* **GIVEN REQUEST**
Copy out each line exactly; pictures stay out of the copy.

* **DATA EXTRACT**

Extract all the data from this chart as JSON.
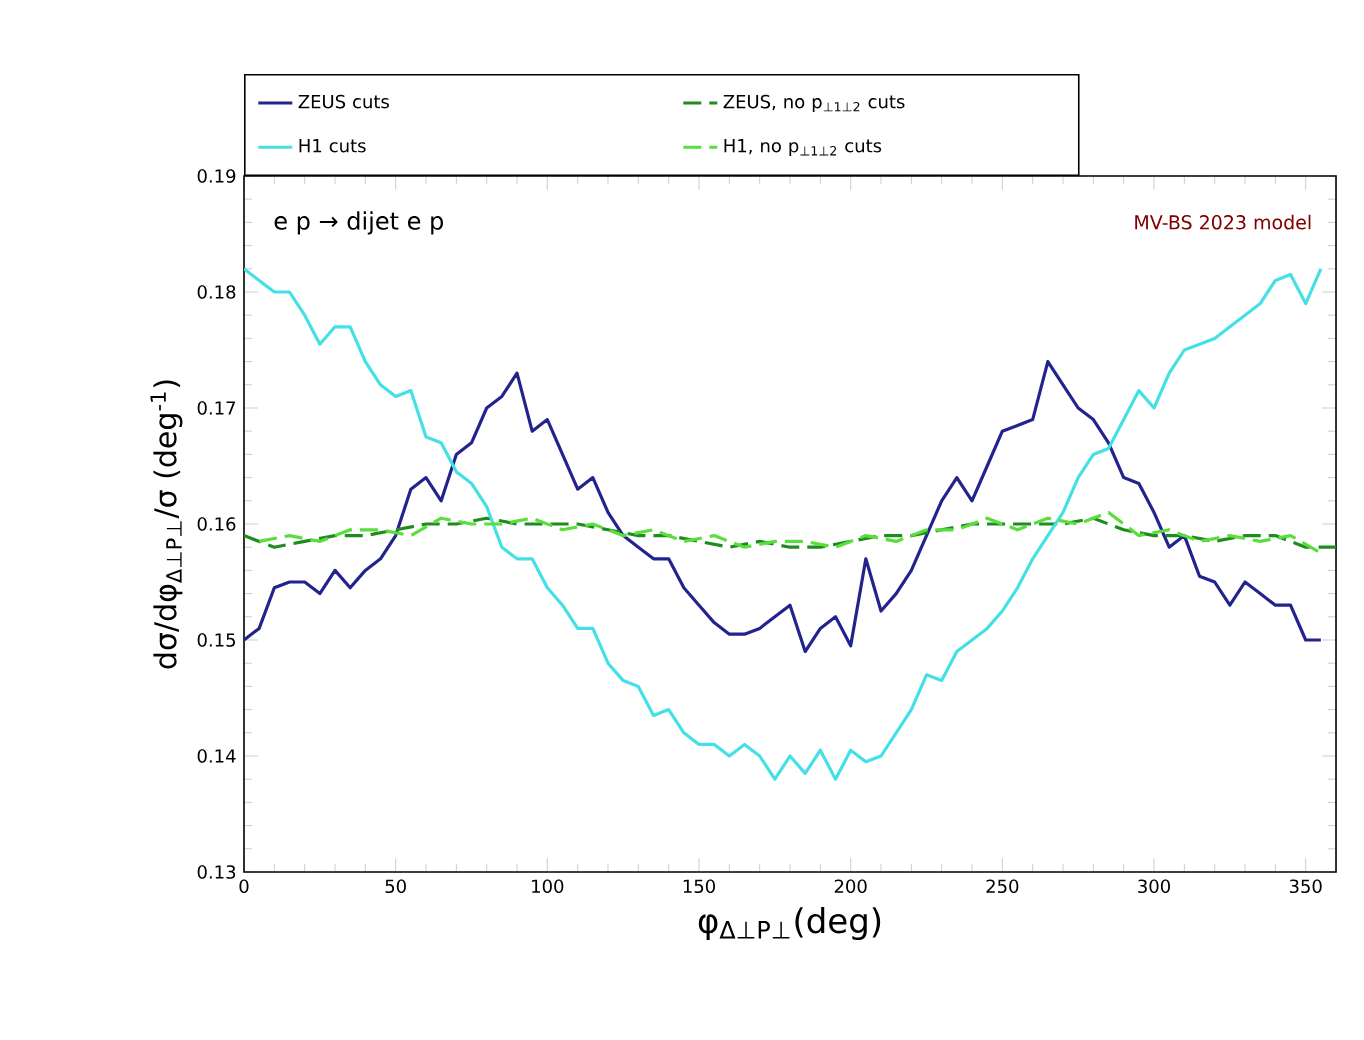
{
  "chart_data": {
    "type": "line",
    "xlabel": "φ$_{Δ⊥P⊥}$(deg)",
    "ylabel": "dσ/dφ$_{Δ⊥P⊥}$/σ (deg$^{-1}$)",
    "annotations": [
      "e p → dijet e p",
      "MV-BS 2023 model"
    ],
    "xlim": [
      0,
      360
    ],
    "xticks": [
      0,
      50,
      100,
      150,
      200,
      250,
      300,
      350
    ],
    "ylim": [
      0.13,
      0.19
    ],
    "yticks": [
      0.13,
      0.14,
      0.15,
      0.16,
      0.17,
      0.18,
      0.19
    ],
    "legend": "top",
    "grid": false,
    "marker": "none",
    "series": [
      {
        "name": "ZEUS cuts",
        "color": "#23238e",
        "line_style": "solid",
        "x": [
          0,
          5,
          10,
          15,
          20,
          25,
          30,
          35,
          40,
          45,
          50,
          55,
          60,
          65,
          70,
          75,
          80,
          85,
          90,
          95,
          100,
          105,
          110,
          115,
          120,
          125,
          130,
          135,
          140,
          145,
          150,
          155,
          160,
          165,
          170,
          175,
          180,
          185,
          190,
          195,
          200,
          205,
          210,
          215,
          220,
          225,
          230,
          235,
          240,
          245,
          250,
          255,
          260,
          265,
          270,
          275,
          280,
          285,
          290,
          295,
          300,
          305,
          310,
          315,
          320,
          325,
          330,
          335,
          340,
          345,
          350,
          355
        ],
        "values": [
          0.15,
          0.151,
          0.1545,
          0.155,
          0.155,
          0.154,
          0.156,
          0.1545,
          0.156,
          0.157,
          0.159,
          0.163,
          0.164,
          0.162,
          0.166,
          0.167,
          0.17,
          0.171,
          0.173,
          0.168,
          0.169,
          0.166,
          0.163,
          0.164,
          0.161,
          0.159,
          0.158,
          0.157,
          0.157,
          0.1545,
          0.153,
          0.1515,
          0.1505,
          0.1505,
          0.151,
          0.152,
          0.153,
          0.149,
          0.151,
          0.152,
          0.1495,
          0.157,
          0.1525,
          0.154,
          0.156,
          0.159,
          0.162,
          0.164,
          0.162,
          0.165,
          0.168,
          0.1685,
          0.169,
          0.174,
          0.172,
          0.17,
          0.169,
          0.167,
          0.164,
          0.1635,
          0.161,
          0.158,
          0.159,
          0.1555,
          0.155,
          0.153,
          0.155,
          0.154,
          0.153,
          0.153,
          0.15,
          0.15
        ]
      },
      {
        "name": "ZEUS, no p$_{⊥1⊥2}$ cuts",
        "color": "#1e8c1e",
        "line_style": "dashed",
        "x": [
          0,
          10,
          20,
          30,
          40,
          50,
          60,
          70,
          80,
          90,
          100,
          110,
          120,
          130,
          140,
          150,
          160,
          170,
          180,
          190,
          200,
          210,
          220,
          230,
          240,
          250,
          260,
          270,
          280,
          290,
          300,
          310,
          320,
          330,
          340,
          350,
          360
        ],
        "values": [
          0.159,
          0.158,
          0.1585,
          0.159,
          0.159,
          0.1595,
          0.16,
          0.16,
          0.1605,
          0.16,
          0.16,
          0.16,
          0.1595,
          0.159,
          0.159,
          0.1585,
          0.158,
          0.1585,
          0.158,
          0.158,
          0.1585,
          0.159,
          0.159,
          0.1595,
          0.16,
          0.16,
          0.16,
          0.16,
          0.1605,
          0.1595,
          0.159,
          0.159,
          0.1585,
          0.159,
          0.159,
          0.158,
          0.158
        ]
      },
      {
        "name": "H1 cuts",
        "color": "#44e0e6",
        "line_style": "solid",
        "x": [
          0,
          5,
          10,
          15,
          20,
          25,
          30,
          35,
          40,
          45,
          50,
          55,
          60,
          65,
          70,
          75,
          80,
          85,
          90,
          95,
          100,
          105,
          110,
          115,
          120,
          125,
          130,
          135,
          140,
          145,
          150,
          155,
          160,
          165,
          170,
          175,
          180,
          185,
          190,
          195,
          200,
          205,
          210,
          215,
          220,
          225,
          230,
          235,
          240,
          245,
          250,
          255,
          260,
          265,
          270,
          275,
          280,
          285,
          290,
          295,
          300,
          305,
          310,
          315,
          320,
          325,
          330,
          335,
          340,
          345,
          350,
          355
        ],
        "values": [
          0.182,
          0.181,
          0.18,
          0.18,
          0.178,
          0.1755,
          0.177,
          0.177,
          0.174,
          0.172,
          0.171,
          0.1715,
          0.1675,
          0.167,
          0.1645,
          0.1635,
          0.1615,
          0.158,
          0.157,
          0.157,
          0.1545,
          0.153,
          0.151,
          0.151,
          0.148,
          0.1465,
          0.146,
          0.1435,
          0.144,
          0.142,
          0.141,
          0.141,
          0.14,
          0.141,
          0.14,
          0.138,
          0.14,
          0.1385,
          0.1405,
          0.138,
          0.1405,
          0.1395,
          0.14,
          0.142,
          0.144,
          0.147,
          0.1465,
          0.149,
          0.15,
          0.151,
          0.1525,
          0.1545,
          0.157,
          0.159,
          0.161,
          0.164,
          0.166,
          0.1665,
          0.169,
          0.1715,
          0.17,
          0.173,
          0.175,
          0.1755,
          0.176,
          0.177,
          0.178,
          0.179,
          0.181,
          0.1815,
          0.179,
          0.182
        ]
      },
      {
        "name": "H1, no p$_{⊥1⊥2}$ cuts",
        "color": "#5ade3c",
        "line_style": "dashed",
        "x": [
          5,
          15,
          25,
          35,
          45,
          55,
          65,
          75,
          85,
          95,
          105,
          115,
          125,
          135,
          145,
          155,
          165,
          175,
          185,
          195,
          205,
          215,
          225,
          235,
          245,
          255,
          265,
          275,
          285,
          295,
          305,
          315,
          325,
          335,
          345,
          355
        ],
        "values": [
          0.1585,
          0.159,
          0.1585,
          0.1595,
          0.1595,
          0.159,
          0.1605,
          0.16,
          0.16,
          0.1605,
          0.1595,
          0.16,
          0.159,
          0.1595,
          0.1585,
          0.159,
          0.158,
          0.1585,
          0.1585,
          0.158,
          0.159,
          0.1585,
          0.1595,
          0.1595,
          0.1605,
          0.1595,
          0.1605,
          0.16,
          0.161,
          0.159,
          0.1595,
          0.1585,
          0.159,
          0.1585,
          0.159,
          0.1575
        ]
      }
    ]
  }
}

* **SOLUTION TO THIS TASK**
Extract all the data from this chart as JSON.
{
  "chart_data": {
    "type": "line",
    "xlabel": "φ$_{Δ⊥P⊥}$(deg)",
    "ylabel": "dσ/dφ$_{Δ⊥P⊥}$/σ (deg$^{-1}$)",
    "annotations": [
      "e p → dijet e p",
      "MV-BS 2023 model"
    ],
    "xlim": [
      0,
      360
    ],
    "xticks": [
      0,
      50,
      100,
      150,
      200,
      250,
      300,
      350
    ],
    "ylim": [
      0.13,
      0.19
    ],
    "yticks": [
      0.13,
      0.14,
      0.15,
      0.16,
      0.17,
      0.18,
      0.19
    ],
    "legend": "top",
    "grid": false,
    "marker": "none",
    "series": [
      {
        "name": "ZEUS cuts",
        "color": "#23238e",
        "line_style": "solid",
        "x": [
          0,
          5,
          10,
          15,
          20,
          25,
          30,
          35,
          40,
          45,
          50,
          55,
          60,
          65,
          70,
          75,
          80,
          85,
          90,
          95,
          100,
          105,
          110,
          115,
          120,
          125,
          130,
          135,
          140,
          145,
          150,
          155,
          160,
          165,
          170,
          175,
          180,
          185,
          190,
          195,
          200,
          205,
          210,
          215,
          220,
          225,
          230,
          235,
          240,
          245,
          250,
          255,
          260,
          265,
          270,
          275,
          280,
          285,
          290,
          295,
          300,
          305,
          310,
          315,
          320,
          325,
          330,
          335,
          340,
          345,
          350,
          355
        ],
        "values": [
          0.15,
          0.151,
          0.1545,
          0.155,
          0.155,
          0.154,
          0.156,
          0.1545,
          0.156,
          0.157,
          0.159,
          0.163,
          0.164,
          0.162,
          0.166,
          0.167,
          0.17,
          0.171,
          0.173,
          0.168,
          0.169,
          0.166,
          0.163,
          0.164,
          0.161,
          0.159,
          0.158,
          0.157,
          0.157,
          0.1545,
          0.153,
          0.1515,
          0.1505,
          0.1505,
          0.151,
          0.152,
          0.153,
          0.149,
          0.151,
          0.152,
          0.1495,
          0.157,
          0.1525,
          0.154,
          0.156,
          0.159,
          0.162,
          0.164,
          0.162,
          0.165,
          0.168,
          0.1685,
          0.169,
          0.174,
          0.172,
          0.17,
          0.169,
          0.167,
          0.164,
          0.1635,
          0.161,
          0.158,
          0.159,
          0.1555,
          0.155,
          0.153,
          0.155,
          0.154,
          0.153,
          0.153,
          0.15,
          0.15
        ]
      },
      {
        "name": "ZEUS, no p$_{⊥1⊥2}$ cuts",
        "color": "#1e8c1e",
        "line_style": "dashed",
        "x": [
          0,
          10,
          20,
          30,
          40,
          50,
          60,
          70,
          80,
          90,
          100,
          110,
          120,
          130,
          140,
          150,
          160,
          170,
          180,
          190,
          200,
          210,
          220,
          230,
          240,
          250,
          260,
          270,
          280,
          290,
          300,
          310,
          320,
          330,
          340,
          350,
          360
        ],
        "values": [
          0.159,
          0.158,
          0.1585,
          0.159,
          0.159,
          0.1595,
          0.16,
          0.16,
          0.1605,
          0.16,
          0.16,
          0.16,
          0.1595,
          0.159,
          0.159,
          0.1585,
          0.158,
          0.1585,
          0.158,
          0.158,
          0.1585,
          0.159,
          0.159,
          0.1595,
          0.16,
          0.16,
          0.16,
          0.16,
          0.1605,
          0.1595,
          0.159,
          0.159,
          0.1585,
          0.159,
          0.159,
          0.158,
          0.158
        ]
      },
      {
        "name": "H1 cuts",
        "color": "#44e0e6",
        "line_style": "solid",
        "x": [
          0,
          5,
          10,
          15,
          20,
          25,
          30,
          35,
          40,
          45,
          50,
          55,
          60,
          65,
          70,
          75,
          80,
          85,
          90,
          95,
          100,
          105,
          110,
          115,
          120,
          125,
          130,
          135,
          140,
          145,
          150,
          155,
          160,
          165,
          170,
          175,
          180,
          185,
          190,
          195,
          200,
          205,
          210,
          215,
          220,
          225,
          230,
          235,
          240,
          245,
          250,
          255,
          260,
          265,
          270,
          275,
          280,
          285,
          290,
          295,
          300,
          305,
          310,
          315,
          320,
          325,
          330,
          335,
          340,
          345,
          350,
          355
        ],
        "values": [
          0.182,
          0.181,
          0.18,
          0.18,
          0.178,
          0.1755,
          0.177,
          0.177,
          0.174,
          0.172,
          0.171,
          0.1715,
          0.1675,
          0.167,
          0.1645,
          0.1635,
          0.1615,
          0.158,
          0.157,
          0.157,
          0.1545,
          0.153,
          0.151,
          0.151,
          0.148,
          0.1465,
          0.146,
          0.1435,
          0.144,
          0.142,
          0.141,
          0.141,
          0.14,
          0.141,
          0.14,
          0.138,
          0.14,
          0.1385,
          0.1405,
          0.138,
          0.1405,
          0.1395,
          0.14,
          0.142,
          0.144,
          0.147,
          0.1465,
          0.149,
          0.15,
          0.151,
          0.1525,
          0.1545,
          0.157,
          0.159,
          0.161,
          0.164,
          0.166,
          0.1665,
          0.169,
          0.1715,
          0.17,
          0.173,
          0.175,
          0.1755,
          0.176,
          0.177,
          0.178,
          0.179,
          0.181,
          0.1815,
          0.179,
          0.182
        ]
      },
      {
        "name": "H1, no p$_{⊥1⊥2}$ cuts",
        "color": "#5ade3c",
        "line_style": "dashed",
        "x": [
          5,
          15,
          25,
          35,
          45,
          55,
          65,
          75,
          85,
          95,
          105,
          115,
          125,
          135,
          145,
          155,
          165,
          175,
          185,
          195,
          205,
          215,
          225,
          235,
          245,
          255,
          265,
          275,
          285,
          295,
          305,
          315,
          325,
          335,
          345,
          355
        ],
        "values": [
          0.1585,
          0.159,
          0.1585,
          0.1595,
          0.1595,
          0.159,
          0.1605,
          0.16,
          0.16,
          0.1605,
          0.1595,
          0.16,
          0.159,
          0.1595,
          0.1585,
          0.159,
          0.158,
          0.1585,
          0.1585,
          0.158,
          0.159,
          0.1585,
          0.1595,
          0.1595,
          0.1605,
          0.1595,
          0.1605,
          0.16,
          0.161,
          0.159,
          0.1595,
          0.1585,
          0.159,
          0.1585,
          0.159,
          0.1575
        ]
      }
    ]
  }
}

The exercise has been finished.